Collection entries
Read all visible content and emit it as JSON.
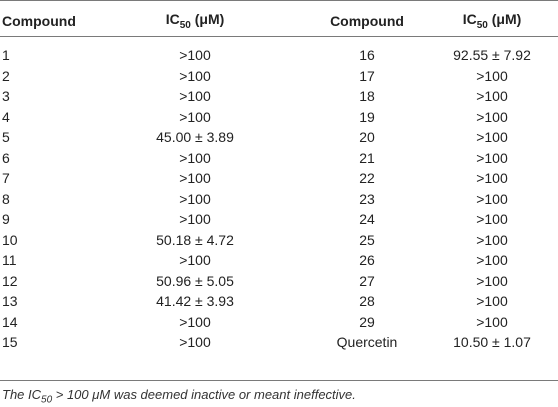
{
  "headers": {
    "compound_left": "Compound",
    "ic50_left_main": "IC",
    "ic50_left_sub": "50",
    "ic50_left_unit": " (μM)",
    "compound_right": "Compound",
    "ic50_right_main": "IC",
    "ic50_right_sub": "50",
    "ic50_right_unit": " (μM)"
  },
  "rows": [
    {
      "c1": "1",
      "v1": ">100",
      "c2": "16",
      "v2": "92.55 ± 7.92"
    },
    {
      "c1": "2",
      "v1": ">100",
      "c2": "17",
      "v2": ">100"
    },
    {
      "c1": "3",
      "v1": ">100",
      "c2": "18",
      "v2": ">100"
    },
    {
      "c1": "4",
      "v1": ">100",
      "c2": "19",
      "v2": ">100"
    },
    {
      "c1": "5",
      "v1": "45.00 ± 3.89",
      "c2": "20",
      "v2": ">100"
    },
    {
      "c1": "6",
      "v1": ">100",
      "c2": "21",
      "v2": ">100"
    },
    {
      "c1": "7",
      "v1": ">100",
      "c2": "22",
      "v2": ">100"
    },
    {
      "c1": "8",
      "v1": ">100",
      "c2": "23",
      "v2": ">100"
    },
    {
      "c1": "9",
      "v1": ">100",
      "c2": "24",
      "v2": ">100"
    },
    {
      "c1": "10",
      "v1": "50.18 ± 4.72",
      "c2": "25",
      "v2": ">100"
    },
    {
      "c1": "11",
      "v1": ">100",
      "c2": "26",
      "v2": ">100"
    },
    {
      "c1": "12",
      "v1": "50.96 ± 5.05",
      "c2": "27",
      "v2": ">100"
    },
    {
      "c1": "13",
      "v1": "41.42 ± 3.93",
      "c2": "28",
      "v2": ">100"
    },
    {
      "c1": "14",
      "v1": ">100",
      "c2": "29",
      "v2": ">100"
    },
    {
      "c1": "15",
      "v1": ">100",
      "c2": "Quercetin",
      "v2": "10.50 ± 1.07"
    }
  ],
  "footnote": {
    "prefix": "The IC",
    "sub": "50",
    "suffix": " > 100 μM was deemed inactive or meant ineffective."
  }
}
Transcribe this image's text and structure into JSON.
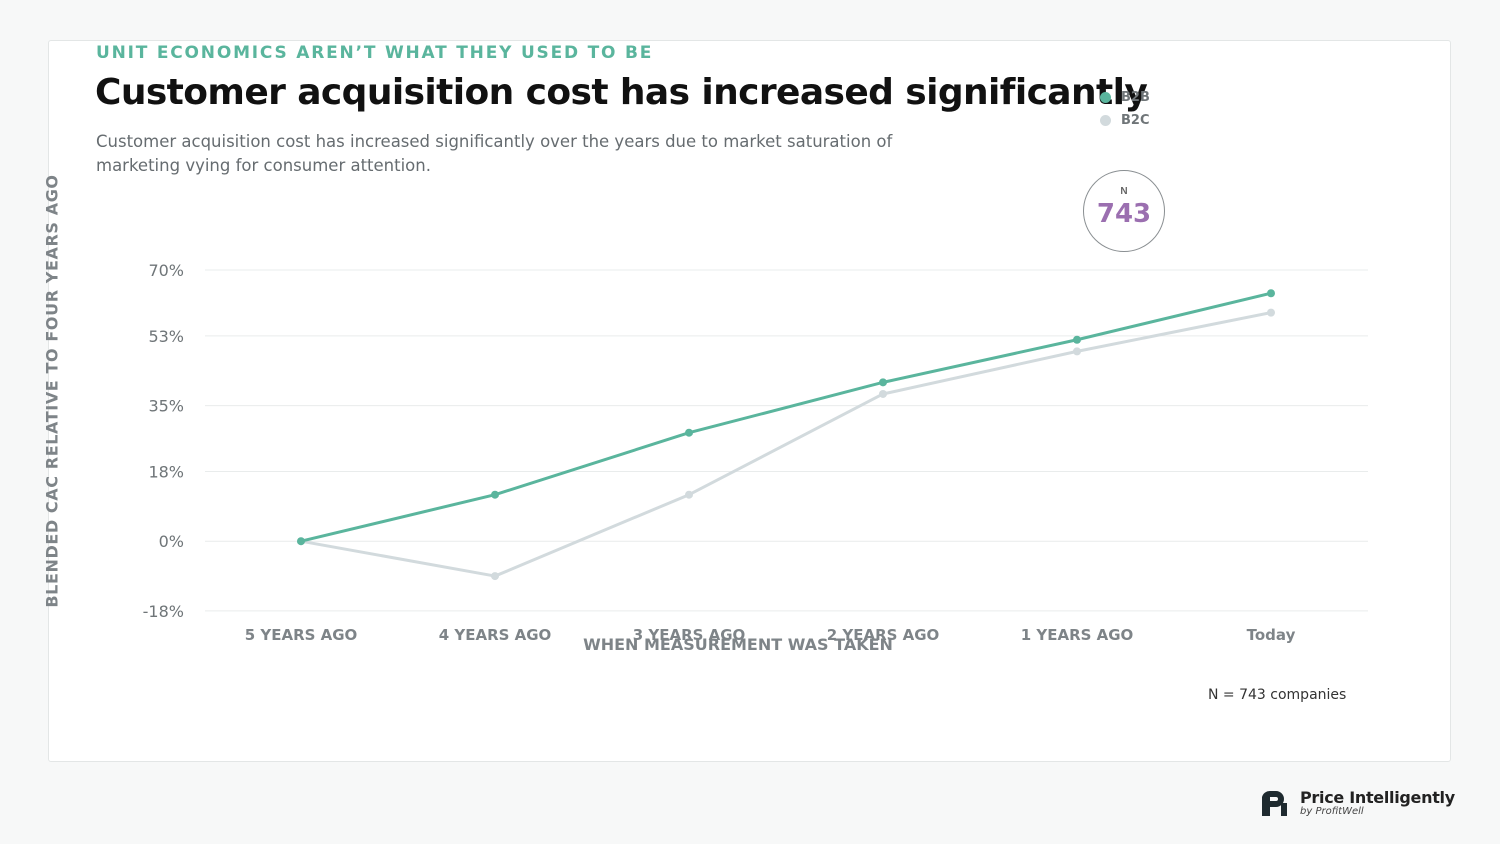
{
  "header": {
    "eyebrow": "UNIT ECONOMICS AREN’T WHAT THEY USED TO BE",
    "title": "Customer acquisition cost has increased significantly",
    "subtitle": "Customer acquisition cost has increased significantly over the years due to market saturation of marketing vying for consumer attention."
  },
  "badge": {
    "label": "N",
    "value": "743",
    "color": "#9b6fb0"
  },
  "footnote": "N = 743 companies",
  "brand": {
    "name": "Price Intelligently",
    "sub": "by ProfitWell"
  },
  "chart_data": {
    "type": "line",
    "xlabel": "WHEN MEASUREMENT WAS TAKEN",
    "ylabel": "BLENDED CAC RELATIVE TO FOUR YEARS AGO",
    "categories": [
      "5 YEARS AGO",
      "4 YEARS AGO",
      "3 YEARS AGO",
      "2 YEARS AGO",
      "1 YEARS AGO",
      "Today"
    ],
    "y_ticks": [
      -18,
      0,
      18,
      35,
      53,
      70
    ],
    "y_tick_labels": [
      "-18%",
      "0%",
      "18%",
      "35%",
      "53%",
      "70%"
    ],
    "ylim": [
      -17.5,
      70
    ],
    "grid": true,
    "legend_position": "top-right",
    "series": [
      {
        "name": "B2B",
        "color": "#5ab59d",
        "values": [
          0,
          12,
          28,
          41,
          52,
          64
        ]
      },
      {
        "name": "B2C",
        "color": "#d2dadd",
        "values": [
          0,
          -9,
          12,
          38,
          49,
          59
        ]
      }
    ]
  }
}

§ Given request: Transcribe each line above verbatim, with the pictures left out.

§ Exercise response:
Read all visible content and emit it as JSON.
{
  "headers": {
    "compound_left": "Compound",
    "ic50_left_main": "IC",
    "ic50_left_sub": "50",
    "ic50_left_unit": " (μM)",
    "compound_right": "Compound",
    "ic50_right_main": "IC",
    "ic50_right_sub": "50",
    "ic50_right_unit": " (μM)"
  },
  "rows": [
    {
      "c1": "1",
      "v1": ">100",
      "c2": "16",
      "v2": "92.55 ± 7.92"
    },
    {
      "c1": "2",
      "v1": ">100",
      "c2": "17",
      "v2": ">100"
    },
    {
      "c1": "3",
      "v1": ">100",
      "c2": "18",
      "v2": ">100"
    },
    {
      "c1": "4",
      "v1": ">100",
      "c2": "19",
      "v2": ">100"
    },
    {
      "c1": "5",
      "v1": "45.00 ± 3.89",
      "c2": "20",
      "v2": ">100"
    },
    {
      "c1": "6",
      "v1": ">100",
      "c2": "21",
      "v2": ">100"
    },
    {
      "c1": "7",
      "v1": ">100",
      "c2": "22",
      "v2": ">100"
    },
    {
      "c1": "8",
      "v1": ">100",
      "c2": "23",
      "v2": ">100"
    },
    {
      "c1": "9",
      "v1": ">100",
      "c2": "24",
      "v2": ">100"
    },
    {
      "c1": "10",
      "v1": "50.18 ± 4.72",
      "c2": "25",
      "v2": ">100"
    },
    {
      "c1": "11",
      "v1": ">100",
      "c2": "26",
      "v2": ">100"
    },
    {
      "c1": "12",
      "v1": "50.96 ± 5.05",
      "c2": "27",
      "v2": ">100"
    },
    {
      "c1": "13",
      "v1": "41.42 ± 3.93",
      "c2": "28",
      "v2": ">100"
    },
    {
      "c1": "14",
      "v1": ">100",
      "c2": "29",
      "v2": ">100"
    },
    {
      "c1": "15",
      "v1": ">100",
      "c2": "Quercetin",
      "v2": "10.50 ± 1.07"
    }
  ],
  "footnote": {
    "prefix": "The IC",
    "sub": "50",
    "suffix": " > 100 μM was deemed inactive or meant ineffective."
  }
}
Transcribe this image's text and structure into JSON.
{
  "header": {
    "eyebrow": "UNIT ECONOMICS AREN’T WHAT THEY USED TO BE",
    "title": "Customer acquisition cost has increased significantly",
    "subtitle": "Customer acquisition cost has increased significantly over the years due to market saturation of marketing vying for consumer attention."
  },
  "badge": {
    "label": "N",
    "value": "743",
    "color": "#9b6fb0"
  },
  "footnote": "N = 743 companies",
  "brand": {
    "name": "Price Intelligently",
    "sub": "by ProfitWell"
  },
  "chart_data": {
    "type": "line",
    "xlabel": "WHEN MEASUREMENT WAS TAKEN",
    "ylabel": "BLENDED CAC RELATIVE TO FOUR YEARS AGO",
    "categories": [
      "5 YEARS AGO",
      "4 YEARS AGO",
      "3 YEARS AGO",
      "2 YEARS AGO",
      "1 YEARS AGO",
      "Today"
    ],
    "y_ticks": [
      -18,
      0,
      18,
      35,
      53,
      70
    ],
    "y_tick_labels": [
      "-18%",
      "0%",
      "18%",
      "35%",
      "53%",
      "70%"
    ],
    "ylim": [
      -17.5,
      70
    ],
    "grid": true,
    "legend_position": "top-right",
    "series": [
      {
        "name": "B2B",
        "color": "#5ab59d",
        "values": [
          0,
          12,
          28,
          41,
          52,
          64
        ]
      },
      {
        "name": "B2C",
        "color": "#d2dadd",
        "values": [
          0,
          -9,
          12,
          38,
          49,
          59
        ]
      }
    ]
  }
}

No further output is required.